Your instructions -> Skip the pictures and repeat each line of the data exactly.

Task inputs ->
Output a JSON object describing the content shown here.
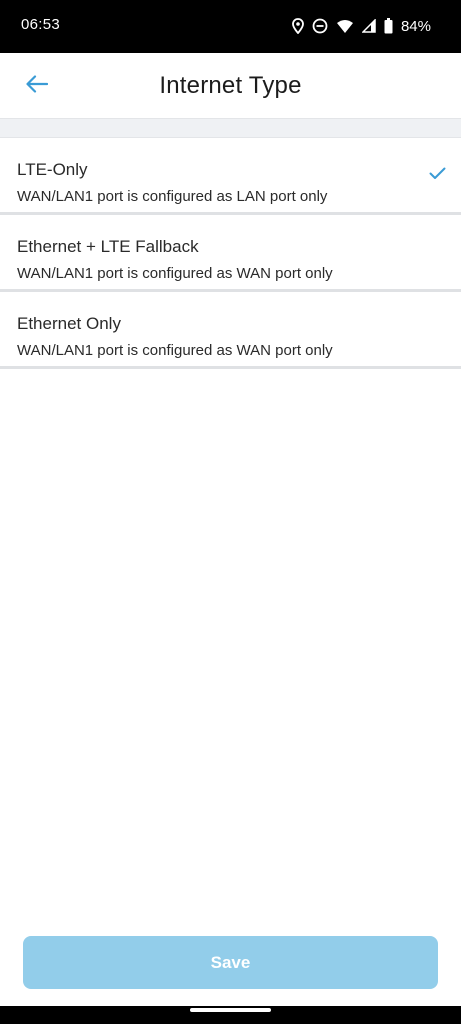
{
  "status_bar": {
    "time": "06:53",
    "battery": "84%",
    "icons": [
      "location-icon",
      "do-not-disturb-icon",
      "wifi-icon",
      "cell-signal-icon",
      "battery-icon"
    ]
  },
  "header": {
    "title": "Internet Type",
    "back_icon": "back-arrow-icon"
  },
  "options": [
    {
      "title": "LTE-Only",
      "description": "WAN/LAN1 port is configured as LAN port only",
      "selected": true
    },
    {
      "title": "Ethernet + LTE Fallback",
      "description": "WAN/LAN1 port is configured as WAN port only",
      "selected": false
    },
    {
      "title": "Ethernet Only",
      "description": "WAN/LAN1 port is configured as WAN port only",
      "selected": false
    }
  ],
  "save_button": {
    "label": "Save",
    "enabled": false
  },
  "colors": {
    "accent": "#3a9bd5",
    "save_disabled": "#92cdea",
    "divider": "#dfe1e4",
    "band": "#eff1f4"
  }
}
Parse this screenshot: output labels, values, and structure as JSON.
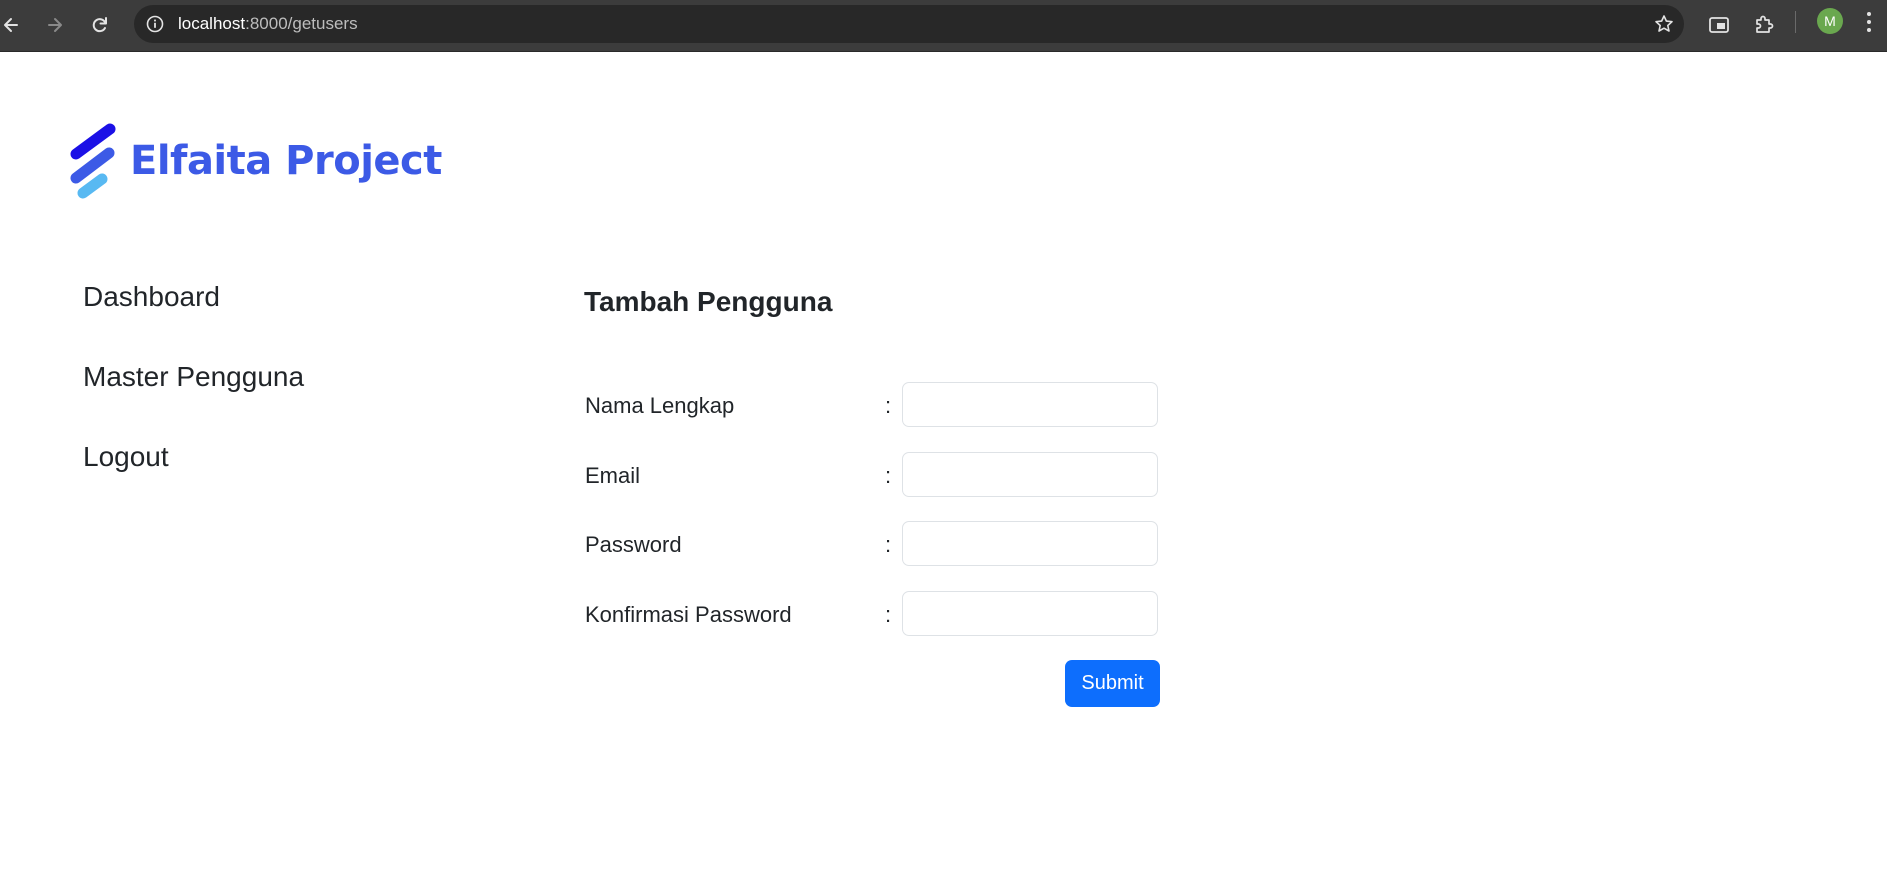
{
  "browser": {
    "url_host": "localhost",
    "url_path": ":8000/getusers",
    "profile_initial": "M",
    "icons": {
      "back": "back-arrow-icon",
      "forward": "forward-arrow-icon",
      "reload": "reload-icon",
      "site_info": "info-icon",
      "bookmark": "star-icon",
      "reading_mode": "side-panel-icon",
      "extensions": "puzzle-icon",
      "menu": "kebab-menu-icon"
    }
  },
  "brand": {
    "name": "Elfaita Project",
    "color": "#3c5ae6"
  },
  "sidebar": {
    "items": [
      {
        "label": "Dashboard"
      },
      {
        "label": "Master Pengguna"
      },
      {
        "label": "Logout"
      }
    ]
  },
  "form": {
    "title": "Tambah Pengguna",
    "colon": ":",
    "fields": [
      {
        "label": "Nama Lengkap",
        "value": ""
      },
      {
        "label": "Email",
        "value": ""
      },
      {
        "label": "Password",
        "value": ""
      },
      {
        "label": "Konfirmasi Password",
        "value": ""
      }
    ],
    "submit_label": "Submit",
    "submit_color": "#0d6efd"
  }
}
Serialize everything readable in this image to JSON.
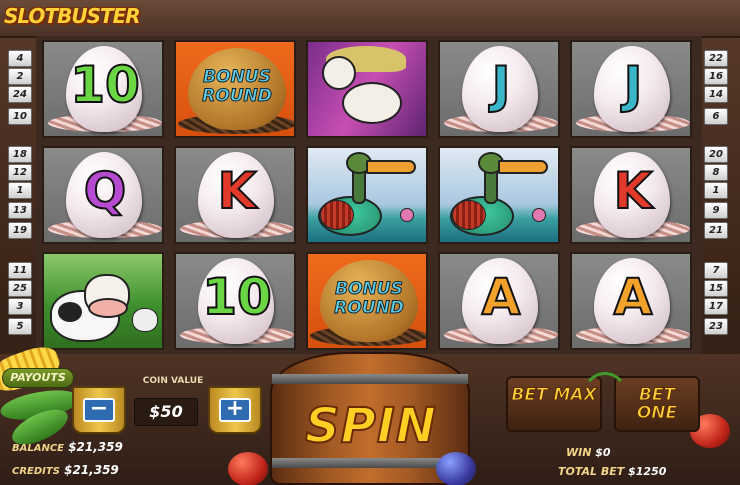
{
  "logo": "SLOTBUSTER",
  "lines_left": [
    "4",
    "2",
    "24",
    "10",
    "18",
    "12",
    "1",
    "13",
    "19",
    "11",
    "25",
    "3",
    "5"
  ],
  "lines_right": [
    "22",
    "16",
    "14",
    "6",
    "20",
    "8",
    "1",
    "9",
    "21",
    "7",
    "15",
    "17",
    "23"
  ],
  "reels": [
    [
      {
        "kind": "letter",
        "text": "10",
        "cls": "s-10"
      },
      {
        "kind": "letter",
        "text": "Q",
        "cls": "s-Q"
      },
      {
        "kind": "cow"
      }
    ],
    [
      {
        "kind": "bonus",
        "text": "BONUS ROUND"
      },
      {
        "kind": "letter",
        "text": "K",
        "cls": "s-K"
      },
      {
        "kind": "letter",
        "text": "10",
        "cls": "s-10"
      }
    ],
    [
      {
        "kind": "horse"
      },
      {
        "kind": "duck"
      },
      {
        "kind": "bonus",
        "text": "BONUS ROUND"
      }
    ],
    [
      {
        "kind": "letter",
        "text": "J",
        "cls": "s-J"
      },
      {
        "kind": "duck"
      },
      {
        "kind": "letter",
        "text": "A",
        "cls": "s-A"
      }
    ],
    [
      {
        "kind": "letter",
        "text": "J",
        "cls": "s-J"
      },
      {
        "kind": "letter",
        "text": "K",
        "cls": "s-K"
      },
      {
        "kind": "letter",
        "text": "A",
        "cls": "s-A"
      }
    ]
  ],
  "payouts_label": "PAYOUTS",
  "coin": {
    "label": "COIN VALUE",
    "value": "$50",
    "minus": "−",
    "plus": "+"
  },
  "balance": {
    "label": "BALANCE",
    "value": "$21,359"
  },
  "credits": {
    "label": "CREDITS",
    "value": "$21,359"
  },
  "spin_label": "SPIN",
  "bet_max_label": "BET MAX",
  "bet_one_label": "BET ONE",
  "win": {
    "label": "WIN",
    "value": "$0"
  },
  "total_bet": {
    "label": "TOTAL BET",
    "value": "$1250"
  }
}
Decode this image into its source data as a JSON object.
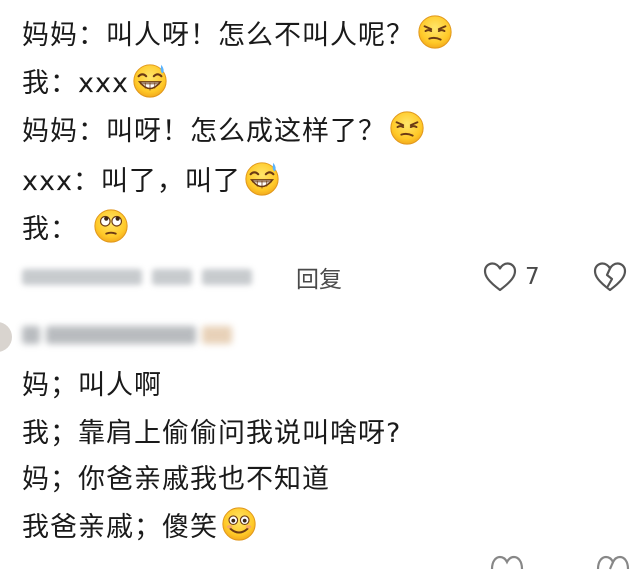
{
  "comment_1": {
    "lines": [
      {
        "text": "妈妈：叫人呀！怎么不叫人呢？",
        "emoji": "smirk-face"
      },
      {
        "text": "我：xxx",
        "emoji": "grin-sweat-face"
      },
      {
        "text": "妈妈：叫呀！怎么成这样了？",
        "emoji": "smirk-face"
      },
      {
        "text": "xxx：叫了，叫了",
        "emoji": "grin-sweat-face"
      },
      {
        "text": "我：",
        "emoji": "eye-roll-face"
      }
    ],
    "actions": {
      "reply_label": "回复",
      "like_count": "7",
      "like_icon": "heart-outline-icon",
      "dislike_icon": "broken-heart-icon"
    }
  },
  "comment_2": {
    "lines": [
      {
        "text": "妈；叫人啊",
        "emoji": ""
      },
      {
        "text": "我；靠肩上偷偷问我说叫啥呀?",
        "emoji": ""
      },
      {
        "text": "妈；你爸亲戚我也不知道",
        "emoji": ""
      },
      {
        "text": "我爸亲戚；傻笑",
        "emoji": "silly-smile-face"
      }
    ]
  },
  "colors": {
    "text": "#1a1a1a",
    "muted": "#4a4a4a",
    "emoji_yellow": "#ffd23f",
    "emoji_orange": "#f4a534"
  }
}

Completed exercise ->
Output a JSON object describing the content shown here.
{
  "status_bar": {
    "time": "06:53",
    "battery": "84%",
    "icons": [
      "location-icon",
      "do-not-disturb-icon",
      "wifi-icon",
      "cell-signal-icon",
      "battery-icon"
    ]
  },
  "header": {
    "title": "Internet Type",
    "back_icon": "back-arrow-icon"
  },
  "options": [
    {
      "title": "LTE-Only",
      "description": "WAN/LAN1 port is configured as LAN port only",
      "selected": true
    },
    {
      "title": "Ethernet + LTE Fallback",
      "description": "WAN/LAN1 port is configured as WAN port only",
      "selected": false
    },
    {
      "title": "Ethernet Only",
      "description": "WAN/LAN1 port is configured as WAN port only",
      "selected": false
    }
  ],
  "save_button": {
    "label": "Save",
    "enabled": false
  },
  "colors": {
    "accent": "#3a9bd5",
    "save_disabled": "#92cdea",
    "divider": "#dfe1e4",
    "band": "#eff1f4"
  }
}
Parse this screenshot: output labels, values, and structure as JSON.
{
  "browser": {
    "url_host": "localhost",
    "url_path": ":8000/getusers",
    "profile_initial": "M",
    "icons": {
      "back": "back-arrow-icon",
      "forward": "forward-arrow-icon",
      "reload": "reload-icon",
      "site_info": "info-icon",
      "bookmark": "star-icon",
      "reading_mode": "side-panel-icon",
      "extensions": "puzzle-icon",
      "menu": "kebab-menu-icon"
    }
  },
  "brand": {
    "name": "Elfaita Project",
    "color": "#3c5ae6"
  },
  "sidebar": {
    "items": [
      {
        "label": "Dashboard"
      },
      {
        "label": "Master Pengguna"
      },
      {
        "label": "Logout"
      }
    ]
  },
  "form": {
    "title": "Tambah Pengguna",
    "colon": ":",
    "fields": [
      {
        "label": "Nama Lengkap",
        "value": ""
      },
      {
        "label": "Email",
        "value": ""
      },
      {
        "label": "Password",
        "value": ""
      },
      {
        "label": "Konfirmasi Password",
        "value": ""
      }
    ],
    "submit_label": "Submit",
    "submit_color": "#0d6efd"
  }
}
Serialize everything readable in this image to JSON.
{
  "logo": "SLOTBUSTER",
  "lines_left": [
    "4",
    "2",
    "24",
    "10",
    "18",
    "12",
    "1",
    "13",
    "19",
    "11",
    "25",
    "3",
    "5"
  ],
  "lines_right": [
    "22",
    "16",
    "14",
    "6",
    "20",
    "8",
    "1",
    "9",
    "21",
    "7",
    "15",
    "17",
    "23"
  ],
  "reels": [
    [
      {
        "kind": "letter",
        "text": "10",
        "cls": "s-10"
      },
      {
        "kind": "letter",
        "text": "Q",
        "cls": "s-Q"
      },
      {
        "kind": "cow"
      }
    ],
    [
      {
        "kind": "bonus",
        "text": "BONUS ROUND"
      },
      {
        "kind": "letter",
        "text": "K",
        "cls": "s-K"
      },
      {
        "kind": "letter",
        "text": "10",
        "cls": "s-10"
      }
    ],
    [
      {
        "kind": "horse"
      },
      {
        "kind": "duck"
      },
      {
        "kind": "bonus",
        "text": "BONUS ROUND"
      }
    ],
    [
      {
        "kind": "letter",
        "text": "J",
        "cls": "s-J"
      },
      {
        "kind": "duck"
      },
      {
        "kind": "letter",
        "text": "A",
        "cls": "s-A"
      }
    ],
    [
      {
        "kind": "letter",
        "text": "J",
        "cls": "s-J"
      },
      {
        "kind": "letter",
        "text": "K",
        "cls": "s-K"
      },
      {
        "kind": "letter",
        "text": "A",
        "cls": "s-A"
      }
    ]
  ],
  "payouts_label": "PAYOUTS",
  "coin": {
    "label": "COIN VALUE",
    "value": "$50",
    "minus": "−",
    "plus": "+"
  },
  "balance": {
    "label": "BALANCE",
    "value": "$21,359"
  },
  "credits": {
    "label": "CREDITS",
    "value": "$21,359"
  },
  "spin_label": "SPIN",
  "bet_max_label": "BET MAX",
  "bet_one_label": "BET ONE",
  "win": {
    "label": "WIN",
    "value": "$0"
  },
  "total_bet": {
    "label": "TOTAL BET",
    "value": "$1250"
  }
}
Decode this image into its source data as a JSON object.
{
  "comment_1": {
    "lines": [
      {
        "text": "妈妈：叫人呀！怎么不叫人呢？",
        "emoji": "smirk-face"
      },
      {
        "text": "我：xxx",
        "emoji": "grin-sweat-face"
      },
      {
        "text": "妈妈：叫呀！怎么成这样了？",
        "emoji": "smirk-face"
      },
      {
        "text": "xxx：叫了，叫了",
        "emoji": "grin-sweat-face"
      },
      {
        "text": "我：",
        "emoji": "eye-roll-face"
      }
    ],
    "actions": {
      "reply_label": "回复",
      "like_count": "7",
      "like_icon": "heart-outline-icon",
      "dislike_icon": "broken-heart-icon"
    }
  },
  "comment_2": {
    "lines": [
      {
        "text": "妈；叫人啊",
        "emoji": ""
      },
      {
        "text": "我；靠肩上偷偷问我说叫啥呀?",
        "emoji": ""
      },
      {
        "text": "妈；你爸亲戚我也不知道",
        "emoji": ""
      },
      {
        "text": "我爸亲戚；傻笑",
        "emoji": "silly-smile-face"
      }
    ]
  },
  "colors": {
    "text": "#1a1a1a",
    "muted": "#4a4a4a",
    "emoji_yellow": "#ffd23f",
    "emoji_orange": "#f4a534"
  }
}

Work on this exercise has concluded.